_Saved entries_
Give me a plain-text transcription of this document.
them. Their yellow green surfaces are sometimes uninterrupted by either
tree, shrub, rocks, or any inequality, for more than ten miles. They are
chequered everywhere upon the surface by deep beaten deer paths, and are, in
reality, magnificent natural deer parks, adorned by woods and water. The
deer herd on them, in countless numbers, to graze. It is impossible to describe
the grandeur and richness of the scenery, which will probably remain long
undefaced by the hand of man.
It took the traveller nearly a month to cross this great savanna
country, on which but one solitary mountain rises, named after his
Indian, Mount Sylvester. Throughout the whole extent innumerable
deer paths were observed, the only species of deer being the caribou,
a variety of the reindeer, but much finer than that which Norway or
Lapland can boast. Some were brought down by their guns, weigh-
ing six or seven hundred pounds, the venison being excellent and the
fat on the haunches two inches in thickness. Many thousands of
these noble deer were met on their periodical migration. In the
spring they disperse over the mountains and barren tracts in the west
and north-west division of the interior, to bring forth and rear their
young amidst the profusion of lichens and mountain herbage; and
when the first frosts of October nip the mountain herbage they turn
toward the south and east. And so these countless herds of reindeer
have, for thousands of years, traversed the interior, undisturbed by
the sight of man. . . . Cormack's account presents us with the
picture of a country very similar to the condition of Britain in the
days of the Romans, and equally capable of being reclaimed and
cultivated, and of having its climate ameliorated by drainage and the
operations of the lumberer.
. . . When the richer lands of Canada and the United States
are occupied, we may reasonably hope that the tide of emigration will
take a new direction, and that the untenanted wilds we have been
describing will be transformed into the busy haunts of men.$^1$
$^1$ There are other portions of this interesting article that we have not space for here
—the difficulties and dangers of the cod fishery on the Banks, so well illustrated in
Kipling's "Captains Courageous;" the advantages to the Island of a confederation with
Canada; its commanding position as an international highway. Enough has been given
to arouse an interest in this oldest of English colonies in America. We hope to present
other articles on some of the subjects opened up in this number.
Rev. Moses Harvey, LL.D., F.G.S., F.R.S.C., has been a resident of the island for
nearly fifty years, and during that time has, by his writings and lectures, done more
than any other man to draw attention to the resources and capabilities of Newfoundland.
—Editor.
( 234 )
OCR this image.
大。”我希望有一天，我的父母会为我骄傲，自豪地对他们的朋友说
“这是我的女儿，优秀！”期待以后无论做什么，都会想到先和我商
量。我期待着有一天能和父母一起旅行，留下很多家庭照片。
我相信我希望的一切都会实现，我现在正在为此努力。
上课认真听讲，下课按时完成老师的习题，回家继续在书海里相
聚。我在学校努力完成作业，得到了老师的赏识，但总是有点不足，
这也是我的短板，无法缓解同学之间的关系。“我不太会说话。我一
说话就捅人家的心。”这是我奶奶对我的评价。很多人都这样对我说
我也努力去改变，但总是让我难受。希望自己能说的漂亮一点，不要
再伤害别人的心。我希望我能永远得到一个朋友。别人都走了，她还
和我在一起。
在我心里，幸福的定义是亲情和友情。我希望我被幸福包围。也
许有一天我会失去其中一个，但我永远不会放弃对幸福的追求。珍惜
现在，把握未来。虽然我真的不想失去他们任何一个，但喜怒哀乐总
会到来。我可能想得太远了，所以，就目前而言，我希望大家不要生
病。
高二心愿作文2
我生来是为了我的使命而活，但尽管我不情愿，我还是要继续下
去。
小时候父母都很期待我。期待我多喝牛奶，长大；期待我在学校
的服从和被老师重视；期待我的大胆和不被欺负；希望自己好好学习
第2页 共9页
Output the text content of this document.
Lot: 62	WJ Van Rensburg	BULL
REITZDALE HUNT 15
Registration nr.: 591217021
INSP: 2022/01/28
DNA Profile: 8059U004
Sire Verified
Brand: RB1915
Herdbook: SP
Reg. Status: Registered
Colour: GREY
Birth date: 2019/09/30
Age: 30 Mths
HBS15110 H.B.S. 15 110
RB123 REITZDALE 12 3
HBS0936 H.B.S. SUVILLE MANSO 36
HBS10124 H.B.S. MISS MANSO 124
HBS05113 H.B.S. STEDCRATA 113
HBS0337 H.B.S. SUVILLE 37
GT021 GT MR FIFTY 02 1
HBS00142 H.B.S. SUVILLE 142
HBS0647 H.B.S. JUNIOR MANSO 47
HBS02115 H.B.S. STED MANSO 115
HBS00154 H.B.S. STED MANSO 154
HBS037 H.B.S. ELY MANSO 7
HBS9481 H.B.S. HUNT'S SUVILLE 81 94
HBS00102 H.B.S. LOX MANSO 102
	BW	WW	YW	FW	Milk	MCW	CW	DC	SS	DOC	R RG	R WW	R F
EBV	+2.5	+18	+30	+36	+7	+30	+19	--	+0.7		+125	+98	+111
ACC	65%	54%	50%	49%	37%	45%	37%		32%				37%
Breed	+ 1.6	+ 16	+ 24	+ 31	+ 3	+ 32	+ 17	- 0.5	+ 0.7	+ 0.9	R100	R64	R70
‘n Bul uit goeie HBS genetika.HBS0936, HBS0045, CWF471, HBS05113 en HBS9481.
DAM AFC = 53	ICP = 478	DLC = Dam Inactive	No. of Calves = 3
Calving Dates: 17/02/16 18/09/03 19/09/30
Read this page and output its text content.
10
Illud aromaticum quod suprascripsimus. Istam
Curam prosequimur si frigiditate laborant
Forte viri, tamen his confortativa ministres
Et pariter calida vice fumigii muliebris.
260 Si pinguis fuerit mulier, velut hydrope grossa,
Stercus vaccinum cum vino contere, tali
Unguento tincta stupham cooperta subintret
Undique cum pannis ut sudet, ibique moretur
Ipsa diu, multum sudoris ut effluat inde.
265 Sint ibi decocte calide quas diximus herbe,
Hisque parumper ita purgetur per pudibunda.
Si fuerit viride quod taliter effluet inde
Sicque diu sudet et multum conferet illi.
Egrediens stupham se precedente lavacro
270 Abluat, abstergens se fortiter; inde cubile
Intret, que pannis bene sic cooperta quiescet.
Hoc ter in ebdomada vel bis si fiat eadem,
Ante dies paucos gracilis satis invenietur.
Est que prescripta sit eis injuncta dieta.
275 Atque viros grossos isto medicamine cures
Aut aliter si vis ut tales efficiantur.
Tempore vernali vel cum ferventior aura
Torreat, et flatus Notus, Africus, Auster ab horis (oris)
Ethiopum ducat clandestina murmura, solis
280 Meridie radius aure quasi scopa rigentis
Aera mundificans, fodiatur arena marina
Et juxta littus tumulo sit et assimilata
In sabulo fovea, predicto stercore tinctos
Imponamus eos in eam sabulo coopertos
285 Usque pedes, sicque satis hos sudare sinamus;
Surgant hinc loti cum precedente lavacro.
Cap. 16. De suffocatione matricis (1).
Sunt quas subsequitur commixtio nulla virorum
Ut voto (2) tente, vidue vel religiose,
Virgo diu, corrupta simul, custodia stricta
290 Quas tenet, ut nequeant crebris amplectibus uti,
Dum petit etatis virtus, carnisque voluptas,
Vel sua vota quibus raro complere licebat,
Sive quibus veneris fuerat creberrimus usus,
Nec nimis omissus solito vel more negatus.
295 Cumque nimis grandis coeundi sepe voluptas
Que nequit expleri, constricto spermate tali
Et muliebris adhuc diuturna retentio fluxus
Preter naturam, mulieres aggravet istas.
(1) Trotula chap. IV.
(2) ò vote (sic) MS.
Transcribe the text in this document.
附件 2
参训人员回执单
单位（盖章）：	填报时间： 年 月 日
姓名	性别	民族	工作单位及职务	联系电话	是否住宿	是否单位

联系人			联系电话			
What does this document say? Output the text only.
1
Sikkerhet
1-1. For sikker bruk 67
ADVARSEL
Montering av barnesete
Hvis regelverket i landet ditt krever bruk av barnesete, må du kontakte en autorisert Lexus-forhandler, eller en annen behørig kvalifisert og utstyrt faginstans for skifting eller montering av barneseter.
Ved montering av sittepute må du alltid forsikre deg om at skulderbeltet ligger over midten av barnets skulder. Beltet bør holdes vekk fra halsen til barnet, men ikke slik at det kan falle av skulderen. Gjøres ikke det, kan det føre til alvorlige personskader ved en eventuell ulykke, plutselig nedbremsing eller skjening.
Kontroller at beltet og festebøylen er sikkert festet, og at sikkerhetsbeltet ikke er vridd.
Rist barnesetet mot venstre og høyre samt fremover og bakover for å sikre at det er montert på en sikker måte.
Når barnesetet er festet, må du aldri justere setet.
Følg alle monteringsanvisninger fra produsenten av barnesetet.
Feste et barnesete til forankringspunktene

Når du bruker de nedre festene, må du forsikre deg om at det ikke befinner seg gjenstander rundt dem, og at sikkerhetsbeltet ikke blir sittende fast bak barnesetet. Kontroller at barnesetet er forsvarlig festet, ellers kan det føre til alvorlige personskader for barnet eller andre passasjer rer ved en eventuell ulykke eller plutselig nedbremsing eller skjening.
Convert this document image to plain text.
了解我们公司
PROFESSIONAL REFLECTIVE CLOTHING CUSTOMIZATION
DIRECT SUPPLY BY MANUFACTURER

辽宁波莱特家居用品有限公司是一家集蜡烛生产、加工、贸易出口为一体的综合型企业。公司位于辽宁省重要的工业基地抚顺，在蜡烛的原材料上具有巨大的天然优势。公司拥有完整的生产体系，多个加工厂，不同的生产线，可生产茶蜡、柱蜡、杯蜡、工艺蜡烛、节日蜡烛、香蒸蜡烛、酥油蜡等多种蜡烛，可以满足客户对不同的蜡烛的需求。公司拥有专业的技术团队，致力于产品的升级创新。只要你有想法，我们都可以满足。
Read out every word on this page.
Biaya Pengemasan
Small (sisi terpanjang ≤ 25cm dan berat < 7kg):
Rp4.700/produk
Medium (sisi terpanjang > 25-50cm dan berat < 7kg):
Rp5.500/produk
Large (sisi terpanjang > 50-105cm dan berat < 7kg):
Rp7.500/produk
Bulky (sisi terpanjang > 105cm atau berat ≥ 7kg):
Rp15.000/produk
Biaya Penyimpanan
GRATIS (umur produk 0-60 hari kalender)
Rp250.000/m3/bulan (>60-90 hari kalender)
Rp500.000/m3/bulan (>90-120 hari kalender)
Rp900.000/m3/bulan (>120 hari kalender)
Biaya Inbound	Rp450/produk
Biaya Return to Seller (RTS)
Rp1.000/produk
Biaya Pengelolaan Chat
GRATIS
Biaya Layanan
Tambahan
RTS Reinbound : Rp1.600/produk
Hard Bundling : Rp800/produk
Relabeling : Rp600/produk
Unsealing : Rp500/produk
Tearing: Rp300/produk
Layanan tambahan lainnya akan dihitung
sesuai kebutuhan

_Requirement_
Output only the lines from the one holding "Convert this document image to plain text." through the last line above, exactly as they appear.

_Exercise result_
Convert this document image to plain text.
了解我们公司
PROFESSIONAL REFLECTIVE CLOTHING CUSTOMIZATION
DIRECT SUPPLY BY MANUFACTURER

辽宁波莱特家居用品有限公司是一家集蜡烛生产、加工、贸易出口为一体的综合型企业。公司位于辽宁省重要的工业基地抚顺，在蜡烛的原材料上具有巨大的天然优势。公司拥有完整的生产体系，多个加工厂，不同的生产线，可生产茶蜡、柱蜡、杯蜡、工艺蜡烛、节日蜡烛、香蒸蜡烛、酥油蜡等多种蜡烛，可以满足客户对不同的蜡烛的需求。公司拥有专业的技术团队，致力于产品的升级创新。只要你有想法，我们都可以满足。
Read out every word on this page.
Biaya Pengemasan
Small (sisi terpanjang ≤ 25cm dan berat < 7kg):
Rp4.700/produk
Medium (sisi terpanjang > 25-50cm dan berat < 7kg):
Rp5.500/produk
Large (sisi terpanjang > 50-105cm dan berat < 7kg):
Rp7.500/produk
Bulky (sisi terpanjang > 105cm atau berat ≥ 7kg):
Rp15.000/produk
Biaya Penyimpanan
GRATIS (umur produk 0-60 hari kalender)
Rp250.000/m3/bulan (>60-90 hari kalender)
Rp500.000/m3/bulan (>90-120 hari kalender)
Rp900.000/m3/bulan (>120 hari kalender)
Biaya Inbound	Rp450/produk
Biaya Return to Seller (RTS)
Rp1.000/produk
Biaya Pengelolaan Chat
GRATIS
Biaya Layanan
Tambahan
RTS Reinbound : Rp1.600/produk
Hard Bundling : Rp800/produk
Relabeling : Rp600/produk
Unsealing : Rp500/produk
Tearing: Rp300/produk
Layanan tambahan lainnya akan dihitung
sesuai kebutuhan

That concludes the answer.